> _LISTED ENTRIES_
[BEGIN]
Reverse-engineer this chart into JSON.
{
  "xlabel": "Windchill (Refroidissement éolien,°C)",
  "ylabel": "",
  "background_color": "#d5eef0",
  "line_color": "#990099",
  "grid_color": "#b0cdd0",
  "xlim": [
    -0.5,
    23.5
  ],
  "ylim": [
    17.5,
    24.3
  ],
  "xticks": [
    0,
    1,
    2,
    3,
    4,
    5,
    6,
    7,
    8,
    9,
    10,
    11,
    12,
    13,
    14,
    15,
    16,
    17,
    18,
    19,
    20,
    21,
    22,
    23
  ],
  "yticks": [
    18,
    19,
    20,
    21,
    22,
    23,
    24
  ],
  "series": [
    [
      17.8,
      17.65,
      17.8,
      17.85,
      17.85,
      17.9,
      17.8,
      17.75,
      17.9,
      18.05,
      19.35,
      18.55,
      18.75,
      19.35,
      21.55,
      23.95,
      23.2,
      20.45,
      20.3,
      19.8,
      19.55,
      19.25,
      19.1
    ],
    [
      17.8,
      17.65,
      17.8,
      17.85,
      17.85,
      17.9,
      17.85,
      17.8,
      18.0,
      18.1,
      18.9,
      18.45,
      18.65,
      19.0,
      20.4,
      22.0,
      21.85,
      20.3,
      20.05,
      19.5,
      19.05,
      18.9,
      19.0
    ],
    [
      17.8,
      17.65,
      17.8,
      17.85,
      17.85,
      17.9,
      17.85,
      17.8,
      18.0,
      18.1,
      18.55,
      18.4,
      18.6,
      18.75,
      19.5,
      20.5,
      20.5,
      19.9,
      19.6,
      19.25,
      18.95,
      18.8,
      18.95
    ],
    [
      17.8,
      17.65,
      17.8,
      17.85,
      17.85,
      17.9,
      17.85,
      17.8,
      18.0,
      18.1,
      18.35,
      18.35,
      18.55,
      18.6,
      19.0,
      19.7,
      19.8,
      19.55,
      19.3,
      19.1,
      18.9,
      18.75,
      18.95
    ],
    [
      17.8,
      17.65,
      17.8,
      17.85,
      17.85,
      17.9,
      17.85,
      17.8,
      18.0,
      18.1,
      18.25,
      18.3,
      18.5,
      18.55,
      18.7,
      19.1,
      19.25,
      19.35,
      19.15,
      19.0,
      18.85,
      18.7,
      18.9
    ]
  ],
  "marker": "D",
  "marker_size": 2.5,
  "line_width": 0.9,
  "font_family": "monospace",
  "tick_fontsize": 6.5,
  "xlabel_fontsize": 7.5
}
[END]
> _EXERCISE REQUIREMENTS_
Return all of the entries exactly as written.

> _EXERCISE RESULT_
Reverse-engineer this chart into JSON.
{
  "xlabel": "Windchill (Refroidissement éolien,°C)",
  "ylabel": "",
  "background_color": "#d5eef0",
  "line_color": "#990099",
  "grid_color": "#b0cdd0",
  "xlim": [
    -0.5,
    23.5
  ],
  "ylim": [
    17.5,
    24.3
  ],
  "xticks": [
    0,
    1,
    2,
    3,
    4,
    5,
    6,
    7,
    8,
    9,
    10,
    11,
    12,
    13,
    14,
    15,
    16,
    17,
    18,
    19,
    20,
    21,
    22,
    23
  ],
  "yticks": [
    18,
    19,
    20,
    21,
    22,
    23,
    24
  ],
  "series": [
    [
      17.8,
      17.65,
      17.8,
      17.85,
      17.85,
      17.9,
      17.8,
      17.75,
      17.9,
      18.05,
      19.35,
      18.55,
      18.75,
      19.35,
      21.55,
      23.95,
      23.2,
      20.45,
      20.3,
      19.8,
      19.55,
      19.25,
      19.1
    ],
    [
      17.8,
      17.65,
      17.8,
      17.85,
      17.85,
      17.9,
      17.85,
      17.8,
      18.0,
      18.1,
      18.9,
      18.45,
      18.65,
      19.0,
      20.4,
      22.0,
      21.85,
      20.3,
      20.05,
      19.5,
      19.05,
      18.9,
      19.0
    ],
    [
      17.8,
      17.65,
      17.8,
      17.85,
      17.85,
      17.9,
      17.85,
      17.8,
      18.0,
      18.1,
      18.55,
      18.4,
      18.6,
      18.75,
      19.5,
      20.5,
      20.5,
      19.9,
      19.6,
      19.25,
      18.95,
      18.8,
      18.95
    ],
    [
      17.8,
      17.65,
      17.8,
      17.85,
      17.85,
      17.9,
      17.85,
      17.8,
      18.0,
      18.1,
      18.35,
      18.35,
      18.55,
      18.6,
      19.0,
      19.7,
      19.8,
      19.55,
      19.3,
      19.1,
      18.9,
      18.75,
      18.95
    ],
    [
      17.8,
      17.65,
      17.8,
      17.85,
      17.85,
      17.9,
      17.85,
      17.8,
      18.0,
      18.1,
      18.25,
      18.3,
      18.5,
      18.55,
      18.7,
      19.1,
      19.25,
      19.35,
      19.15,
      19.0,
      18.85,
      18.7,
      18.9
    ]
  ],
  "marker": "D",
  "marker_size": 2.5,
  "line_width": 0.9,
  "font_family": "monospace",
  "tick_fontsize": 6.5,
  "xlabel_fontsize": 7.5
}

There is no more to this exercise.